--- begin ---

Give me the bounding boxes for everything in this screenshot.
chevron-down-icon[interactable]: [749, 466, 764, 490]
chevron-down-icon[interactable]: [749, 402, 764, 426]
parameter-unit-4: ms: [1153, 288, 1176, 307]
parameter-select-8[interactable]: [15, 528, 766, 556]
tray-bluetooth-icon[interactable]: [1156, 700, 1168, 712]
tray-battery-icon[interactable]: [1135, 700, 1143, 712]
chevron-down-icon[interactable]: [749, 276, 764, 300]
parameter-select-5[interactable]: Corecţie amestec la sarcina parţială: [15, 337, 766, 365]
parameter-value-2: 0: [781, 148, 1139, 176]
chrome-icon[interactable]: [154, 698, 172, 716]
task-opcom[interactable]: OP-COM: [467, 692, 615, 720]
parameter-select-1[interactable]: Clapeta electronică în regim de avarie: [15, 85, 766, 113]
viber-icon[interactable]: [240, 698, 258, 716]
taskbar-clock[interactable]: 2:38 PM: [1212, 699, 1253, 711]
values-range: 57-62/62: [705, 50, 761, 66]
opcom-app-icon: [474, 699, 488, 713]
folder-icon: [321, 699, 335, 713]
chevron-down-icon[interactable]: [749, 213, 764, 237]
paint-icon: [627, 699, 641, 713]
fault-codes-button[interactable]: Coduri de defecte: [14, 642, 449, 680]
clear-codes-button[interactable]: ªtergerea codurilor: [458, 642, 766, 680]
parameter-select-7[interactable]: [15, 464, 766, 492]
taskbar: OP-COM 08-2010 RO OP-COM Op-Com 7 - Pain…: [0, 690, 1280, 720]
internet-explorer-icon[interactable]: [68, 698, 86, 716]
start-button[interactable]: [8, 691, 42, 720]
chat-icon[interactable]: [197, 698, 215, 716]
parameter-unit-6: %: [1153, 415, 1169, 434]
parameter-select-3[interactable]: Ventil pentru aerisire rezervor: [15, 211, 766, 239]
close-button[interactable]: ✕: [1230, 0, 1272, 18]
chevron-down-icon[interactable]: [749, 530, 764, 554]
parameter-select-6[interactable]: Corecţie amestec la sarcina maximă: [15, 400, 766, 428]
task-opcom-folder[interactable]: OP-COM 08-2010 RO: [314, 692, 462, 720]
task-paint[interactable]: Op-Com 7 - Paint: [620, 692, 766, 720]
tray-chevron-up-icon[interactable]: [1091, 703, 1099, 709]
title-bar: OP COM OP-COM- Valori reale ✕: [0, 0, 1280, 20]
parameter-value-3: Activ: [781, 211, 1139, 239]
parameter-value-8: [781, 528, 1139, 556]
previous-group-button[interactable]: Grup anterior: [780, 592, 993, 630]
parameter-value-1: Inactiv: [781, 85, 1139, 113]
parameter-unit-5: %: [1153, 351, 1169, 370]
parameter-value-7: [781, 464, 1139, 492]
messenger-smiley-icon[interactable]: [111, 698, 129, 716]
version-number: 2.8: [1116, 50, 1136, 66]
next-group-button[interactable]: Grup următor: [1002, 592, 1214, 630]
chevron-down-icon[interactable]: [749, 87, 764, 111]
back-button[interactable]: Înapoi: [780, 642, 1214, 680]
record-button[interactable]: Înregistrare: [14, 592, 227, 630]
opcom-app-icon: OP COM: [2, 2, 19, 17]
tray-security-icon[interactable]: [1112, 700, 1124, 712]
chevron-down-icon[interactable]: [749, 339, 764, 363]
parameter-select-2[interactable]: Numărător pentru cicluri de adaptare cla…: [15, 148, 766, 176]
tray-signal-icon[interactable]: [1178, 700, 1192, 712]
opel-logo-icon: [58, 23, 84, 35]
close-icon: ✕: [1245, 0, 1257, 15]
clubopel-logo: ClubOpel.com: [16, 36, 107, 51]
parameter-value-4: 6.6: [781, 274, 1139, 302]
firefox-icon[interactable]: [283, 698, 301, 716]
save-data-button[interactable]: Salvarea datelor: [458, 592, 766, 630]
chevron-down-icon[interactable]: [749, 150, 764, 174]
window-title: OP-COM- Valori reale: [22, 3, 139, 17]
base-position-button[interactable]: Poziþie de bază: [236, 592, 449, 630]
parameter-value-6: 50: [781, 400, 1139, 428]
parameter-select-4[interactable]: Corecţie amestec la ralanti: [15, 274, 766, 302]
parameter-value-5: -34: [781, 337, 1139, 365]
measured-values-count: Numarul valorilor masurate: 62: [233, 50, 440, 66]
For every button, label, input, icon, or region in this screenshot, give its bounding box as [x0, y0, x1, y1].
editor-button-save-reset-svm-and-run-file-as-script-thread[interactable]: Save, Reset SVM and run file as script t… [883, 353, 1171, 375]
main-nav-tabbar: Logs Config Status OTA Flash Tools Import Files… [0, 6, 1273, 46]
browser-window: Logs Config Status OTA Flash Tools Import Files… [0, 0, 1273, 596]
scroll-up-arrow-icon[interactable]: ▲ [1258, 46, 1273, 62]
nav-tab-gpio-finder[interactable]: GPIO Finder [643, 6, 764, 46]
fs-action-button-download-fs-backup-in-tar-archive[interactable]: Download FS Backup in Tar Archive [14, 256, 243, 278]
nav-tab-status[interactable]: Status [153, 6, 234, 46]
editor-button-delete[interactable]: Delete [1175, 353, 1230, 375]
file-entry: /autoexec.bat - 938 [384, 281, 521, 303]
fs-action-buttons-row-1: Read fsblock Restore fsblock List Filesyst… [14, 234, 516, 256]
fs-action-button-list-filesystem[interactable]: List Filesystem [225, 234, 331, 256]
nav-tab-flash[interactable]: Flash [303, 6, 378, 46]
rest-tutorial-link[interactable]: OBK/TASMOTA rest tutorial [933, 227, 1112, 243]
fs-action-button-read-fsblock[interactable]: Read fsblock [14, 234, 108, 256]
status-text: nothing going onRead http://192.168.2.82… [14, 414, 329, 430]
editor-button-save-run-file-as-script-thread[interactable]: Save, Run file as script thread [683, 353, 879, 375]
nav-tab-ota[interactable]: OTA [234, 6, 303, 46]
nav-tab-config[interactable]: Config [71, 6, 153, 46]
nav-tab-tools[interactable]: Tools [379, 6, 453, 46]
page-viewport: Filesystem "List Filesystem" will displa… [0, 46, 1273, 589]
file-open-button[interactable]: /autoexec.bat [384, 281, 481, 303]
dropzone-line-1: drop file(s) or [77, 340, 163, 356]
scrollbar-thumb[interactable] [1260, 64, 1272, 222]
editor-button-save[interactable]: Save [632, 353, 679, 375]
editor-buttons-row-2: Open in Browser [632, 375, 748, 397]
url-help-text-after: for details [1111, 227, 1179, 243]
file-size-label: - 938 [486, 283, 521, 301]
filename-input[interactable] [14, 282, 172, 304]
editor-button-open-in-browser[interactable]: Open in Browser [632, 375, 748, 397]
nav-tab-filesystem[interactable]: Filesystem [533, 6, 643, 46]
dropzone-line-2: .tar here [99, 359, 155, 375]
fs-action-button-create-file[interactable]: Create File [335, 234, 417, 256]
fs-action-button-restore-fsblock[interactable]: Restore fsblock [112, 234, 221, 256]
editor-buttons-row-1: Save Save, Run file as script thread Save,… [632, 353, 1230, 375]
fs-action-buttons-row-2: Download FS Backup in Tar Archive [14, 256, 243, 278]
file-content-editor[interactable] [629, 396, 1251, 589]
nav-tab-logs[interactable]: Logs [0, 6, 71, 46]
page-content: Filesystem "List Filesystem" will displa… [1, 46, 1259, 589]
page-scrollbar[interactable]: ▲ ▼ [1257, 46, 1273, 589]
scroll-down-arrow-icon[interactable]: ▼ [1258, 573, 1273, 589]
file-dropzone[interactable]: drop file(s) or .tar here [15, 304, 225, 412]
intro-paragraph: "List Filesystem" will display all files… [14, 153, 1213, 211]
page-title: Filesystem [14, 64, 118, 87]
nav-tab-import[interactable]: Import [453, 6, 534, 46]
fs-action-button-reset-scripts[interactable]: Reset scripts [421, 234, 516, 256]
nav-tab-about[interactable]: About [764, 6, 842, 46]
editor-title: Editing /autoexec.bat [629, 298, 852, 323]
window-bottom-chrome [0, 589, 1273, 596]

--- end ---

> _What you are asked to do_:
Transcribe exactly the part of the records that opens with their first line and closes with the line containing "parameter-value-8: [781, 528, 1139, 556]", both ends included.

> _Answer to this task_:
Give me the bounding boxes for everything in this screenshot.
chevron-down-icon[interactable]: [749, 466, 764, 490]
chevron-down-icon[interactable]: [749, 402, 764, 426]
parameter-unit-4: ms: [1153, 288, 1176, 307]
parameter-select-8[interactable]: [15, 528, 766, 556]
tray-bluetooth-icon[interactable]: [1156, 700, 1168, 712]
tray-battery-icon[interactable]: [1135, 700, 1143, 712]
chevron-down-icon[interactable]: [749, 276, 764, 300]
parameter-select-5[interactable]: Corecţie amestec la sarcina parţială: [15, 337, 766, 365]
parameter-value-2: 0: [781, 148, 1139, 176]
chrome-icon[interactable]: [154, 698, 172, 716]
task-opcom[interactable]: OP-COM: [467, 692, 615, 720]
parameter-select-1[interactable]: Clapeta electronică în regim de avarie: [15, 85, 766, 113]
viber-icon[interactable]: [240, 698, 258, 716]
taskbar-clock[interactable]: 2:38 PM: [1212, 699, 1253, 711]
values-range: 57-62/62: [705, 50, 761, 66]
opcom-app-icon: [474, 699, 488, 713]
folder-icon: [321, 699, 335, 713]
chevron-down-icon[interactable]: [749, 213, 764, 237]
paint-icon: [627, 699, 641, 713]
fault-codes-button[interactable]: Coduri de defecte: [14, 642, 449, 680]
clear-codes-button[interactable]: ªtergerea codurilor: [458, 642, 766, 680]
parameter-select-7[interactable]: [15, 464, 766, 492]
taskbar: OP-COM 08-2010 RO OP-COM Op-Com 7 - Pain…: [0, 690, 1280, 720]
internet-explorer-icon[interactable]: [68, 698, 86, 716]
start-button[interactable]: [8, 691, 42, 720]
chat-icon[interactable]: [197, 698, 215, 716]
parameter-unit-6: %: [1153, 415, 1169, 434]
parameter-select-3[interactable]: Ventil pentru aerisire rezervor: [15, 211, 766, 239]
close-button[interactable]: ✕: [1230, 0, 1272, 18]
chevron-down-icon[interactable]: [749, 530, 764, 554]
parameter-select-6[interactable]: Corecţie amestec la sarcina maximă: [15, 400, 766, 428]
task-opcom-folder[interactable]: OP-COM 08-2010 RO: [314, 692, 462, 720]
task-paint[interactable]: Op-Com 7 - Paint: [620, 692, 766, 720]
tray-chevron-up-icon[interactable]: [1091, 703, 1099, 709]
title-bar: OP COM OP-COM- Valori reale ✕: [0, 0, 1280, 20]
parameter-value-3: Activ: [781, 211, 1139, 239]
parameter-value-8: [781, 528, 1139, 556]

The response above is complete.